> **Instructions to follow**
Copy out each line of the data that holds the word "adres".

> **Information supplied**

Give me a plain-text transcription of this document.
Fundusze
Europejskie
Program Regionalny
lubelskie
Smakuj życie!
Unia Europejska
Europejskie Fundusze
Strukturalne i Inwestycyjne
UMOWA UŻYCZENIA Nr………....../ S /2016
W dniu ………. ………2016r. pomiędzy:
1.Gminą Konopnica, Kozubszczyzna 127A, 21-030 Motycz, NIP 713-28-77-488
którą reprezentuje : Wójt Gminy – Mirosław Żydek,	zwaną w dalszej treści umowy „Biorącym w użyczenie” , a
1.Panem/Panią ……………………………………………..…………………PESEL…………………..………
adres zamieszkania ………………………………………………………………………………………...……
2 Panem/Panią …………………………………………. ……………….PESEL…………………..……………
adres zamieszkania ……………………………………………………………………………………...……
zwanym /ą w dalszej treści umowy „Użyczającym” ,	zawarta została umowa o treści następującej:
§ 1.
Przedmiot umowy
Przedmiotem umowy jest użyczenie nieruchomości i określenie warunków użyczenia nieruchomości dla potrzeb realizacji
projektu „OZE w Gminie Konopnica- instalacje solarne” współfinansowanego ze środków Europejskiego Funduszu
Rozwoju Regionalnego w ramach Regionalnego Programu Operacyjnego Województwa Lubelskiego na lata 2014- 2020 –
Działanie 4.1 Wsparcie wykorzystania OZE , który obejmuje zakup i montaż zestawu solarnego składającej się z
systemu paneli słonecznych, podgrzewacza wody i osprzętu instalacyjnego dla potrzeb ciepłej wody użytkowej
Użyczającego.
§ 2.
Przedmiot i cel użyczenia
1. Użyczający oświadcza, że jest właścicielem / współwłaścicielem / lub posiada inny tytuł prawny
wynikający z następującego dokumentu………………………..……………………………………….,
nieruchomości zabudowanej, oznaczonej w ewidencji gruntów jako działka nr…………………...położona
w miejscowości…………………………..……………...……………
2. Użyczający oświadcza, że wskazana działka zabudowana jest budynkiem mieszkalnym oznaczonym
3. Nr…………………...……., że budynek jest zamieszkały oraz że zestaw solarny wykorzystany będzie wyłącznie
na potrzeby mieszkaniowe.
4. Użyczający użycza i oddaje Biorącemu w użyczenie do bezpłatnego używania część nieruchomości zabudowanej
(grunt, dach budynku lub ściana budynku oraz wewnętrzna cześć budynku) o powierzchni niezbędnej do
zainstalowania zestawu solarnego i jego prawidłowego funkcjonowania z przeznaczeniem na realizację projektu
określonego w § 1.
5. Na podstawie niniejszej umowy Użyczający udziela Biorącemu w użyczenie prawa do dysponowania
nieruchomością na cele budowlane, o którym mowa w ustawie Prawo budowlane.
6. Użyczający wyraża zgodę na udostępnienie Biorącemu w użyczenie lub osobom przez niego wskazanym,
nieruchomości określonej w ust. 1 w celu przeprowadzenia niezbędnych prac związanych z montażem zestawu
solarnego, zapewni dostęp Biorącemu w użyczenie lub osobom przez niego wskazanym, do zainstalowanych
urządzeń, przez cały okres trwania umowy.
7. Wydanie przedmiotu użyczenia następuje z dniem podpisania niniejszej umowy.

> **Task solution**
adres zamieszkania ………………………………………………………………………………………...……
adres zamieszkania ……………………………………………………………………………………...……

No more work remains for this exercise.